== YOUR GOAL ==
Quote the entries word for word. Omit the pictures.

== STORED DATA ==
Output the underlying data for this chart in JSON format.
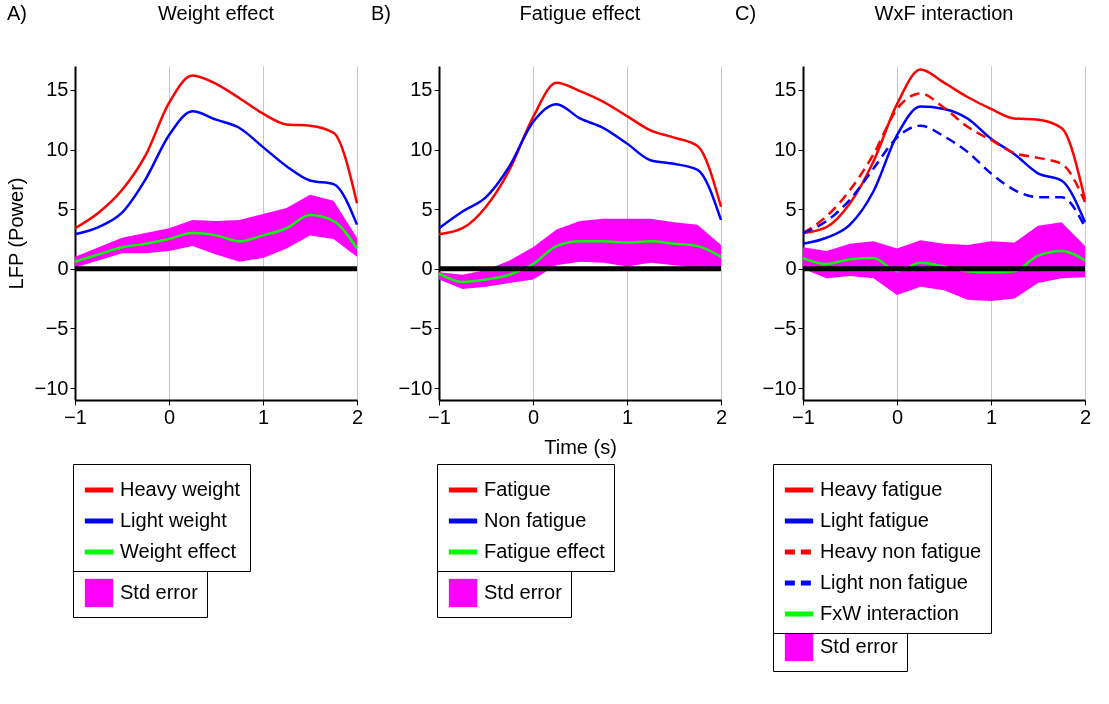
{
  "chart_data": [
    {
      "type": "line",
      "title": "Weight effect",
      "ylabel": "LFP (Power)",
      "annotations": [
        "A)"
      ],
      "x": [
        -1,
        -0.75,
        -0.5,
        -0.25,
        0,
        0.25,
        0.5,
        0.75,
        1,
        1.25,
        1.5,
        1.75,
        2
      ],
      "xlim": [
        -1,
        2
      ],
      "xticks": [
        -1,
        0,
        1,
        2
      ],
      "ylim": [
        -11,
        17
      ],
      "yticks": [
        -10,
        -5,
        0,
        5,
        10,
        15
      ],
      "grid": "x",
      "legend": "bottom",
      "ref_lines": [
        {
          "axis": "y",
          "value": 0,
          "color": "#000000"
        }
      ],
      "series": [
        {
          "name": "Std error",
          "type": "area",
          "color": "#ff00ff",
          "values": [
            null,
            null,
            null,
            null,
            null,
            null,
            null,
            null,
            null,
            null,
            null,
            null,
            null
          ],
          "lower": [
            0.1,
            0.7,
            1.3,
            1.3,
            1.5,
            1.9,
            1.2,
            0.6,
            0.9,
            1.7,
            2.8,
            2.5,
            1.0
          ],
          "upper": [
            1.0,
            1.8,
            2.6,
            3.0,
            3.4,
            4.1,
            4.0,
            4.1,
            4.6,
            5.1,
            6.2,
            5.7,
            2.6
          ]
        },
        {
          "name": "Heavy weight",
          "color": "#ff0000",
          "values": [
            3.4,
            4.7,
            6.6,
            9.5,
            13.9,
            16.2,
            15.5,
            14.3,
            13.0,
            12.1,
            12.0,
            11.4,
            5.5
          ]
        },
        {
          "name": "Light weight",
          "color": "#0000ff",
          "values": [
            2.9,
            3.5,
            4.7,
            7.5,
            11.2,
            13.2,
            12.5,
            11.8,
            10.2,
            8.6,
            7.4,
            7.1,
            3.7
          ]
        },
        {
          "name": "Weight effect",
          "color": "#00ff00",
          "values": [
            0.6,
            1.2,
            1.8,
            2.1,
            2.5,
            3.0,
            2.8,
            2.3,
            2.8,
            3.4,
            4.5,
            4.0,
            1.7
          ]
        }
      ]
    },
    {
      "type": "line",
      "title": "Fatigue effect",
      "xlabel": "Time (s)",
      "annotations": [
        "B)"
      ],
      "x": [
        -1,
        -0.75,
        -0.5,
        -0.25,
        0,
        0.25,
        0.5,
        0.75,
        1,
        1.25,
        1.5,
        1.75,
        2
      ],
      "xlim": [
        -1,
        2
      ],
      "xticks": [
        -1,
        0,
        1,
        2
      ],
      "ylim": [
        -11,
        17
      ],
      "yticks": [
        -10,
        -5,
        0,
        5,
        10,
        15
      ],
      "grid": "x",
      "legend": "bottom",
      "ref_lines": [
        {
          "axis": "y",
          "value": 0,
          "color": "#000000"
        }
      ],
      "series": [
        {
          "name": "Std error",
          "type": "area",
          "color": "#ff00ff",
          "values": [
            null,
            null,
            null,
            null,
            null,
            null,
            null,
            null,
            null,
            null,
            null,
            null,
            null
          ],
          "lower": [
            -0.9,
            -1.7,
            -1.5,
            -1.2,
            -0.9,
            0.3,
            0.6,
            0.5,
            0.2,
            0.5,
            0.3,
            0.1,
            0.1
          ],
          "upper": [
            -0.3,
            -0.5,
            -0.1,
            0.7,
            1.8,
            3.3,
            4.0,
            4.2,
            4.2,
            4.2,
            3.9,
            3.7,
            2.0
          ]
        },
        {
          "name": "Fatigue",
          "color": "#ff0000",
          "values": [
            2.9,
            3.4,
            5.2,
            8.3,
            12.7,
            15.6,
            14.9,
            14.0,
            12.8,
            11.6,
            11.0,
            10.3,
            5.2
          ]
        },
        {
          "name": "Non fatigue",
          "color": "#0000ff",
          "values": [
            3.4,
            4.8,
            6.0,
            8.6,
            12.3,
            13.8,
            12.6,
            11.8,
            10.5,
            9.1,
            8.8,
            8.3,
            4.1
          ]
        },
        {
          "name": "Fatigue effect",
          "color": "#00ff00",
          "values": [
            -0.4,
            -1.1,
            -0.9,
            -0.5,
            0.4,
            1.9,
            2.3,
            2.3,
            2.2,
            2.3,
            2.1,
            1.9,
            1.0
          ]
        }
      ]
    },
    {
      "type": "line",
      "title": "WxF interaction",
      "annotations": [
        "C)"
      ],
      "x": [
        -1,
        -0.75,
        -0.5,
        -0.25,
        0,
        0.25,
        0.5,
        0.75,
        1,
        1.25,
        1.5,
        1.75,
        2
      ],
      "xlim": [
        -1,
        2
      ],
      "xticks": [
        -1,
        0,
        1,
        2
      ],
      "ylim": [
        -11,
        17
      ],
      "yticks": [
        -10,
        -5,
        0,
        5,
        10,
        15
      ],
      "grid": "x",
      "legend": "bottom",
      "ref_lines": [
        {
          "axis": "y",
          "value": 0,
          "color": "#000000"
        }
      ],
      "series": [
        {
          "name": "Std error",
          "type": "area",
          "color": "#ff00ff",
          "values": [
            null,
            null,
            null,
            null,
            null,
            null,
            null,
            null,
            null,
            null,
            null,
            null,
            null
          ],
          "lower": [
            0,
            -0.8,
            -0.6,
            -0.8,
            -2.2,
            -1.5,
            -1.8,
            -2.6,
            -2.7,
            -2.5,
            -1.2,
            -0.8,
            -0.7
          ],
          "upper": [
            1.8,
            1.5,
            2.1,
            2.3,
            1.7,
            2.4,
            2.1,
            2.0,
            2.3,
            2.2,
            3.6,
            3.9,
            1.9
          ]
        },
        {
          "name": "Heavy fatigue",
          "color": "#ff0000",
          "values": [
            3.0,
            3.5,
            5.5,
            9.0,
            13.8,
            16.7,
            15.6,
            14.4,
            13.4,
            12.6,
            12.5,
            11.8,
            5.8
          ]
        },
        {
          "name": "Light fatigue",
          "color": "#0000ff",
          "values": [
            2.1,
            2.6,
            3.7,
            6.5,
            11.2,
            13.6,
            13.4,
            12.6,
            10.9,
            9.6,
            8.0,
            7.4,
            3.9
          ]
        },
        {
          "name": "Heavy non fatigue",
          "color": "#ff0000",
          "line_style": "dashed",
          "values": [
            3.0,
            4.4,
            6.6,
            9.6,
            13.4,
            14.7,
            13.5,
            11.9,
            10.8,
            9.7,
            9.3,
            8.8,
            5.6
          ]
        },
        {
          "name": "Light non fatigue",
          "color": "#0000ff",
          "line_style": "dashed",
          "values": [
            3.0,
            4.0,
            5.8,
            8.4,
            11.0,
            12.0,
            11.1,
            9.8,
            8.0,
            6.6,
            6.0,
            6.0,
            3.5
          ]
        },
        {
          "name": "FxW interaction",
          "color": "#00ff00",
          "values": [
            0.9,
            0.4,
            0.8,
            0.9,
            -0.2,
            0.5,
            0.2,
            -0.2,
            -0.3,
            -0.2,
            1.1,
            1.5,
            0.7
          ]
        }
      ]
    }
  ]
}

== ANSWER TO THE PROBLEM ==
Output the underlying data for this chart in JSON format.
{
  "chart_data": [
    {
      "type": "line",
      "title": "Weight effect",
      "ylabel": "LFP (Power)",
      "annotations": [
        "A)"
      ],
      "x": [
        -1,
        -0.75,
        -0.5,
        -0.25,
        0,
        0.25,
        0.5,
        0.75,
        1,
        1.25,
        1.5,
        1.75,
        2
      ],
      "xlim": [
        -1,
        2
      ],
      "xticks": [
        -1,
        0,
        1,
        2
      ],
      "ylim": [
        -11,
        17
      ],
      "yticks": [
        -10,
        -5,
        0,
        5,
        10,
        15
      ],
      "grid": "x",
      "legend": "bottom",
      "ref_lines": [
        {
          "axis": "y",
          "value": 0,
          "color": "#000000"
        }
      ],
      "series": [
        {
          "name": "Std error",
          "type": "area",
          "color": "#ff00ff",
          "values": [
            null,
            null,
            null,
            null,
            null,
            null,
            null,
            null,
            null,
            null,
            null,
            null,
            null
          ],
          "lower": [
            0.1,
            0.7,
            1.3,
            1.3,
            1.5,
            1.9,
            1.2,
            0.6,
            0.9,
            1.7,
            2.8,
            2.5,
            1.0
          ],
          "upper": [
            1.0,
            1.8,
            2.6,
            3.0,
            3.4,
            4.1,
            4.0,
            4.1,
            4.6,
            5.1,
            6.2,
            5.7,
            2.6
          ]
        },
        {
          "name": "Heavy weight",
          "color": "#ff0000",
          "values": [
            3.4,
            4.7,
            6.6,
            9.5,
            13.9,
            16.2,
            15.5,
            14.3,
            13.0,
            12.1,
            12.0,
            11.4,
            5.5
          ]
        },
        {
          "name": "Light weight",
          "color": "#0000ff",
          "values": [
            2.9,
            3.5,
            4.7,
            7.5,
            11.2,
            13.2,
            12.5,
            11.8,
            10.2,
            8.6,
            7.4,
            7.1,
            3.7
          ]
        },
        {
          "name": "Weight effect",
          "color": "#00ff00",
          "values": [
            0.6,
            1.2,
            1.8,
            2.1,
            2.5,
            3.0,
            2.8,
            2.3,
            2.8,
            3.4,
            4.5,
            4.0,
            1.7
          ]
        }
      ]
    },
    {
      "type": "line",
      "title": "Fatigue effect",
      "xlabel": "Time (s)",
      "annotations": [
        "B)"
      ],
      "x": [
        -1,
        -0.75,
        -0.5,
        -0.25,
        0,
        0.25,
        0.5,
        0.75,
        1,
        1.25,
        1.5,
        1.75,
        2
      ],
      "xlim": [
        -1,
        2
      ],
      "xticks": [
        -1,
        0,
        1,
        2
      ],
      "ylim": [
        -11,
        17
      ],
      "yticks": [
        -10,
        -5,
        0,
        5,
        10,
        15
      ],
      "grid": "x",
      "legend": "bottom",
      "ref_lines": [
        {
          "axis": "y",
          "value": 0,
          "color": "#000000"
        }
      ],
      "series": [
        {
          "name": "Std error",
          "type": "area",
          "color": "#ff00ff",
          "values": [
            null,
            null,
            null,
            null,
            null,
            null,
            null,
            null,
            null,
            null,
            null,
            null,
            null
          ],
          "lower": [
            -0.9,
            -1.7,
            -1.5,
            -1.2,
            -0.9,
            0.3,
            0.6,
            0.5,
            0.2,
            0.5,
            0.3,
            0.1,
            0.1
          ],
          "upper": [
            -0.3,
            -0.5,
            -0.1,
            0.7,
            1.8,
            3.3,
            4.0,
            4.2,
            4.2,
            4.2,
            3.9,
            3.7,
            2.0
          ]
        },
        {
          "name": "Fatigue",
          "color": "#ff0000",
          "values": [
            2.9,
            3.4,
            5.2,
            8.3,
            12.7,
            15.6,
            14.9,
            14.0,
            12.8,
            11.6,
            11.0,
            10.3,
            5.2
          ]
        },
        {
          "name": "Non fatigue",
          "color": "#0000ff",
          "values": [
            3.4,
            4.8,
            6.0,
            8.6,
            12.3,
            13.8,
            12.6,
            11.8,
            10.5,
            9.1,
            8.8,
            8.3,
            4.1
          ]
        },
        {
          "name": "Fatigue effect",
          "color": "#00ff00",
          "values": [
            -0.4,
            -1.1,
            -0.9,
            -0.5,
            0.4,
            1.9,
            2.3,
            2.3,
            2.2,
            2.3,
            2.1,
            1.9,
            1.0
          ]
        }
      ]
    },
    {
      "type": "line",
      "title": "WxF interaction",
      "annotations": [
        "C)"
      ],
      "x": [
        -1,
        -0.75,
        -0.5,
        -0.25,
        0,
        0.25,
        0.5,
        0.75,
        1,
        1.25,
        1.5,
        1.75,
        2
      ],
      "xlim": [
        -1,
        2
      ],
      "xticks": [
        -1,
        0,
        1,
        2
      ],
      "ylim": [
        -11,
        17
      ],
      "yticks": [
        -10,
        -5,
        0,
        5,
        10,
        15
      ],
      "grid": "x",
      "legend": "bottom",
      "ref_lines": [
        {
          "axis": "y",
          "value": 0,
          "color": "#000000"
        }
      ],
      "series": [
        {
          "name": "Std error",
          "type": "area",
          "color": "#ff00ff",
          "values": [
            null,
            null,
            null,
            null,
            null,
            null,
            null,
            null,
            null,
            null,
            null,
            null,
            null
          ],
          "lower": [
            0,
            -0.8,
            -0.6,
            -0.8,
            -2.2,
            -1.5,
            -1.8,
            -2.6,
            -2.7,
            -2.5,
            -1.2,
            -0.8,
            -0.7
          ],
          "upper": [
            1.8,
            1.5,
            2.1,
            2.3,
            1.7,
            2.4,
            2.1,
            2.0,
            2.3,
            2.2,
            3.6,
            3.9,
            1.9
          ]
        },
        {
          "name": "Heavy fatigue",
          "color": "#ff0000",
          "values": [
            3.0,
            3.5,
            5.5,
            9.0,
            13.8,
            16.7,
            15.6,
            14.4,
            13.4,
            12.6,
            12.5,
            11.8,
            5.8
          ]
        },
        {
          "name": "Light fatigue",
          "color": "#0000ff",
          "values": [
            2.1,
            2.6,
            3.7,
            6.5,
            11.2,
            13.6,
            13.4,
            12.6,
            10.9,
            9.6,
            8.0,
            7.4,
            3.9
          ]
        },
        {
          "name": "Heavy non fatigue",
          "color": "#ff0000",
          "line_style": "dashed",
          "values": [
            3.0,
            4.4,
            6.6,
            9.6,
            13.4,
            14.7,
            13.5,
            11.9,
            10.8,
            9.7,
            9.3,
            8.8,
            5.6
          ]
        },
        {
          "name": "Light non fatigue",
          "color": "#0000ff",
          "line_style": "dashed",
          "values": [
            3.0,
            4.0,
            5.8,
            8.4,
            11.0,
            12.0,
            11.1,
            9.8,
            8.0,
            6.6,
            6.0,
            6.0,
            3.5
          ]
        },
        {
          "name": "FxW interaction",
          "color": "#00ff00",
          "values": [
            0.9,
            0.4,
            0.8,
            0.9,
            -0.2,
            0.5,
            0.2,
            -0.2,
            -0.3,
            -0.2,
            1.1,
            1.5,
            0.7
          ]
        }
      ]
    }
  ]
}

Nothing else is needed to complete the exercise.